- PROBLEM TO SOLVE -
An exact reproduction of the records is required, with all images left out.

- TASK INPUT -
** begin **

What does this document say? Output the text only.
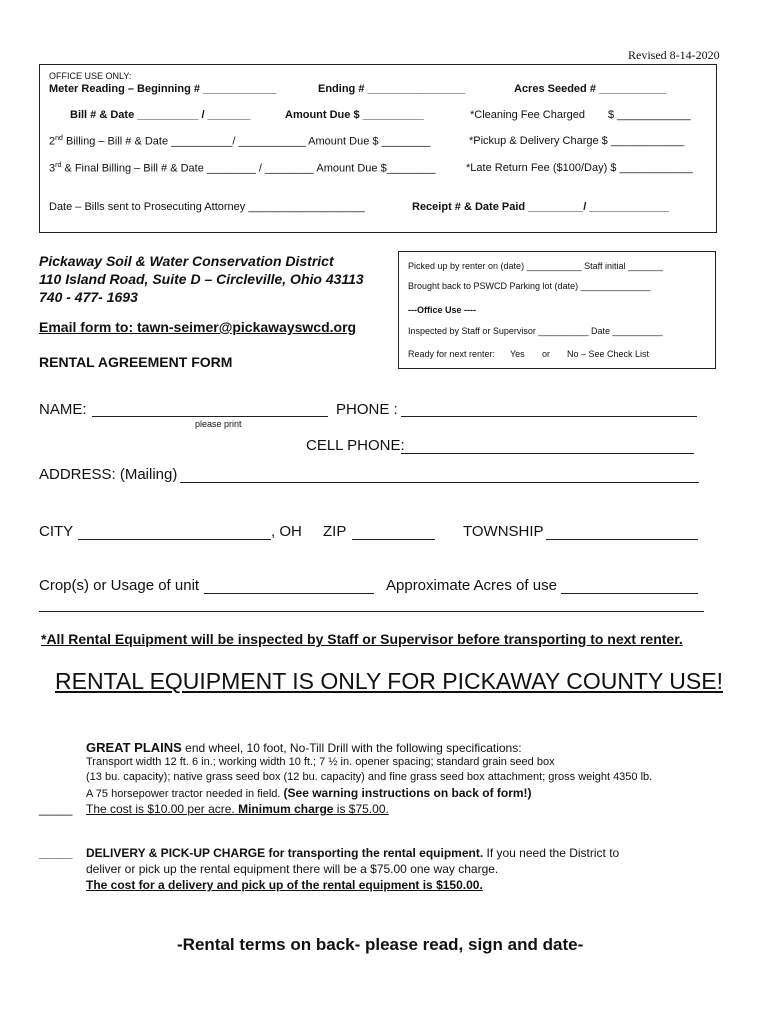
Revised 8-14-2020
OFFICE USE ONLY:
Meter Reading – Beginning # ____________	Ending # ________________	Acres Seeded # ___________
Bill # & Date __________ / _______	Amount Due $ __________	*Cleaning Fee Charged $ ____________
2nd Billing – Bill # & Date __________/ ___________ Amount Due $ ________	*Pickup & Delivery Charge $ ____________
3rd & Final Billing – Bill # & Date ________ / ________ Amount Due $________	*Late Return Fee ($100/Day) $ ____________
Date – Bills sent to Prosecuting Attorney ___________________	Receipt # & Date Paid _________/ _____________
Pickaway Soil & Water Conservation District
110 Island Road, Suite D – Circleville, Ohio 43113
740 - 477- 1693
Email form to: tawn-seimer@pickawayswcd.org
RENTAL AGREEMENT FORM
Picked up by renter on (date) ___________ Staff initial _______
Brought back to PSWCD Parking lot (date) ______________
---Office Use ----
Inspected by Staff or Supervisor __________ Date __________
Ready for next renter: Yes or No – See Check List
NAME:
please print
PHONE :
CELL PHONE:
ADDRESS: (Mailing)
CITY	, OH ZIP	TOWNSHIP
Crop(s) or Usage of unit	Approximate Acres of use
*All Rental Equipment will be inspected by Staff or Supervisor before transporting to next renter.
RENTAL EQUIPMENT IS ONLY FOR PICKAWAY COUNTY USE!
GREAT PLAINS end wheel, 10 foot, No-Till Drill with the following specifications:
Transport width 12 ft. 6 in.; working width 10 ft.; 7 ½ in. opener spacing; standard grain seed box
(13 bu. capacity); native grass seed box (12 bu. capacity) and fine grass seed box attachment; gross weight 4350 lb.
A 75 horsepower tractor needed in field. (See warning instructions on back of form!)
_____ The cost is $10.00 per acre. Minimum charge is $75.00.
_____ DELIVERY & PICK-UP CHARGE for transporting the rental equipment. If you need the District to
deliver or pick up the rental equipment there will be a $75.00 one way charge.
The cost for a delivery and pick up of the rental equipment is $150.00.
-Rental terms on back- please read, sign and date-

** end **

- SOLUTION FOR THIS PROBLEM -
What does this document say? Output the text only.
Revised 8-14-2020
OFFICE USE ONLY:
Meter Reading – Beginning # ____________	Ending # ________________	Acres Seeded # ___________
Bill # & Date __________ / _______	Amount Due $ __________	*Cleaning Fee Charged $ ____________
2nd Billing – Bill # & Date __________/ ___________ Amount Due $ ________	*Pickup & Delivery Charge $ ____________
3rd & Final Billing – Bill # & Date ________ / ________ Amount Due $________	*Late Return Fee ($100/Day) $ ____________
Date – Bills sent to Prosecuting Attorney ___________________	Receipt # & Date Paid _________/ _____________
Pickaway Soil & Water Conservation District
110 Island Road, Suite D – Circleville, Ohio 43113
740 - 477- 1693
Email form to: tawn-seimer@pickawayswcd.org
RENTAL AGREEMENT FORM
Picked up by renter on (date) ___________ Staff initial _______
Brought back to PSWCD Parking lot (date) ______________
---Office Use ----
Inspected by Staff or Supervisor __________ Date __________
Ready for next renter: Yes or No – See Check List
NAME:
please print
PHONE :
CELL PHONE:
ADDRESS: (Mailing)
CITY	, OH ZIP	TOWNSHIP
Crop(s) or Usage of unit	Approximate Acres of use
*All Rental Equipment will be inspected by Staff or Supervisor before transporting to next renter.
RENTAL EQUIPMENT IS ONLY FOR PICKAWAY COUNTY USE!
GREAT PLAINS end wheel, 10 foot, No-Till Drill with the following specifications:
Transport width 12 ft. 6 in.; working width 10 ft.; 7 ½ in. opener spacing; standard grain seed box
(13 bu. capacity); native grass seed box (12 bu. capacity) and fine grass seed box attachment; gross weight 4350 lb.
A 75 horsepower tractor needed in field. (See warning instructions on back of form!)
_____ The cost is $10.00 per acre. Minimum charge is $75.00.
_____ DELIVERY & PICK-UP CHARGE for transporting the rental equipment. If you need the District to
deliver or pick up the rental equipment there will be a $75.00 one way charge.
The cost for a delivery and pick up of the rental equipment is $150.00.
-Rental terms on back- please read, sign and date-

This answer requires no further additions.